TEXT:
--------------------

SINGAPORE, Aug 17 (Reuters) – The dollar pushed the yen deeper into intervention territory on Thursday as a resilient U.S. economy underscored the need for higher-for-longer interest rates, contrasting with a still strikingly dovish Bank of Japan.
The Australian dollar sank to a nine-month low, taking its New Zealand counterpart along with it, after data showed that Australia’s employment unexpectedly fell in July while the jobless rate ticked higher.
The yen weakened to 146.565 per dollar, its lowest level since November, having come under renewed pressure as a result of interest rate differentials between the U.S. and Japan’s ultra-low rate environment. It last bought 146.37 per dollar.
The Japanese currency has come under close watch since it touched the key 145 per dollar level for the first time in about nine months last Friday, crossing into a zone that sparked an intervention by Japanese authorities in September and October last year.
“That sharp rise in dollar/yen definitely has increased the risk that the Japanese authorities will have to step into the FX market again to support the yen,” said Carol Kong, a currency strategist at Commonwealth Bank of Australia (CBA).
Meanwhile, the dollar has drawn support from a recent run of resilient U.S. economic data, which reinforced the view that interest rates will remain at restrictive levels for some time.

--------------------

PROBLEMS TO SOLVE:
a – Retype the Reuters report from "The yen weakened" to "146.37 per dollar.".
b – For each statement, state whether the Reuters report agrees with it (yes or no) and quote the words of the report that decide it: (i) The yen fell to its weakest level since November. (ii) Employment in Australia rose in July. (iii) Japanese authorities intervened in the currency market in September and October last year.
Work only from the Reuters report above when completing these.

--------------------

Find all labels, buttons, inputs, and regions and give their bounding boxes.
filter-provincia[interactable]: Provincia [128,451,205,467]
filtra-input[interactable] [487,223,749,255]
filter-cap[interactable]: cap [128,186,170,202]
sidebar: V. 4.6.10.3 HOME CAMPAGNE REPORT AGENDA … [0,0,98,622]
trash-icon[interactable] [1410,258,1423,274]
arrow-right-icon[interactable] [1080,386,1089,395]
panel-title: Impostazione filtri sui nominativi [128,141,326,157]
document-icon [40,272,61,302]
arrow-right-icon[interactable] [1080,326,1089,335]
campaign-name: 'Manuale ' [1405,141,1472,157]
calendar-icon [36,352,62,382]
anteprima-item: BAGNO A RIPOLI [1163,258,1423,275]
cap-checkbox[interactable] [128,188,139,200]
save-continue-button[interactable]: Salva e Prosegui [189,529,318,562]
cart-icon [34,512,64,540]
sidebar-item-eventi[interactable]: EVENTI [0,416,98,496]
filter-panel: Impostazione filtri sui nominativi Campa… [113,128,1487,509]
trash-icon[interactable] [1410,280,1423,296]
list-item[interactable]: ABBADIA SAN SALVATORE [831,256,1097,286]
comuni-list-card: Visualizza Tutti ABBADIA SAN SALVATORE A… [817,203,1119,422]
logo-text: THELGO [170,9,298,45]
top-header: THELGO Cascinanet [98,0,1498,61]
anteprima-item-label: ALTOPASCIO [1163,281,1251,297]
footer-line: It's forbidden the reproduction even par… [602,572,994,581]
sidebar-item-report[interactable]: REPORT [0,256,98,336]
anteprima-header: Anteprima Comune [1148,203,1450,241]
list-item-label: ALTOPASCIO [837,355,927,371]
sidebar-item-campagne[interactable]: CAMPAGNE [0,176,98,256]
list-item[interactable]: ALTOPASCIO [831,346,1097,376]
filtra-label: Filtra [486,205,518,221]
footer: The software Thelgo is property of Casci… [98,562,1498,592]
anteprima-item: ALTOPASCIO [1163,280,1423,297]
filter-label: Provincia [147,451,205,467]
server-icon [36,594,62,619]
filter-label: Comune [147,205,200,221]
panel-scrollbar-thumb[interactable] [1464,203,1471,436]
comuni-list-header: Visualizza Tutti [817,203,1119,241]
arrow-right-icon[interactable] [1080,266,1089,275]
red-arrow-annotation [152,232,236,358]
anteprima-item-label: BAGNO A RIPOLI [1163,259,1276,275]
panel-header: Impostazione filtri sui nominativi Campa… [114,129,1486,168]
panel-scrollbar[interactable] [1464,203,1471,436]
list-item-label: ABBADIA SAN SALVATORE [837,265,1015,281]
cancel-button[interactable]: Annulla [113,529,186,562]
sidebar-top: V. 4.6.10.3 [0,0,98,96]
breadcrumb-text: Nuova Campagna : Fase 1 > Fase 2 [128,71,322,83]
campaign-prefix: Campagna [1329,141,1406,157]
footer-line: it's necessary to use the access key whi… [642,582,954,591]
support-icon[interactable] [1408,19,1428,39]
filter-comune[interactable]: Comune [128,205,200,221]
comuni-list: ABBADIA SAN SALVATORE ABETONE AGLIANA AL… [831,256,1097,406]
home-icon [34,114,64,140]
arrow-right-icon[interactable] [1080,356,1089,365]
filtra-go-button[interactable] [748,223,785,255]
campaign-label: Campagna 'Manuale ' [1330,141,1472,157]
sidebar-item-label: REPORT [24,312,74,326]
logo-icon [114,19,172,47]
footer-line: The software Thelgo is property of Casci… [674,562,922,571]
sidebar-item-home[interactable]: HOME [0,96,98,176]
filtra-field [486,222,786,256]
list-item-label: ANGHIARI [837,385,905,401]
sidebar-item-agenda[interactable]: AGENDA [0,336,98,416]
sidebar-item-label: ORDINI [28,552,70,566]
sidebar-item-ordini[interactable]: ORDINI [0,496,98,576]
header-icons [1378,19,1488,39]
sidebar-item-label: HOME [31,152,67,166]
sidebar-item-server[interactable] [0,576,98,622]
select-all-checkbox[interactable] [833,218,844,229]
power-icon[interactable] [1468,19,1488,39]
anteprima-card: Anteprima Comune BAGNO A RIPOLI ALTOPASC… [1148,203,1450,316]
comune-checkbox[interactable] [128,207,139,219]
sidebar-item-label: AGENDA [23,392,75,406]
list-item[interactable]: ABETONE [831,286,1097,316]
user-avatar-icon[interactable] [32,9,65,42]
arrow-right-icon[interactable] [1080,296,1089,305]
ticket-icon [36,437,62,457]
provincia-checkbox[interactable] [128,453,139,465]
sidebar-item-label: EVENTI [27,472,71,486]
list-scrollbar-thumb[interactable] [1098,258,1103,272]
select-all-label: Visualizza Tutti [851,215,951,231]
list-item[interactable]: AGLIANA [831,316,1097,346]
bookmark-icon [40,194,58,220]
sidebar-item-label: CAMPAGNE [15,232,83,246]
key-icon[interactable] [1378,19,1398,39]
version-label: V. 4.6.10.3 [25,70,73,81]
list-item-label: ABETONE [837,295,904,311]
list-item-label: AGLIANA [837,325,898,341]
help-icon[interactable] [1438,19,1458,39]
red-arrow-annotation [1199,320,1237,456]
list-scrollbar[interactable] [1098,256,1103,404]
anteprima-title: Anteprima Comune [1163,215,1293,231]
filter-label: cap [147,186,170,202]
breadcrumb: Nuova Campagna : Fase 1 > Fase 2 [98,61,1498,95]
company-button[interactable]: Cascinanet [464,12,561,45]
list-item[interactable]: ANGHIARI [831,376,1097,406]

--------------------

ANSWERS BY ITEM NUMBER:
a –
The yen weakened to 146.565 per dollar, its lowest level since November, having come under renewed pressure as a result of interest rate differentials between the U.S. and Japan’s ultra-low rate environment. It last bought 146.37 per dollar.

b –
(i) Yes: "The yen weakened to 146.565 per dollar, its lowest level since November"
(ii) No: "Australia’s employment unexpectedly fell in July"
(iii) Yes: "sparked an intervention by Japanese authorities in September and October last year"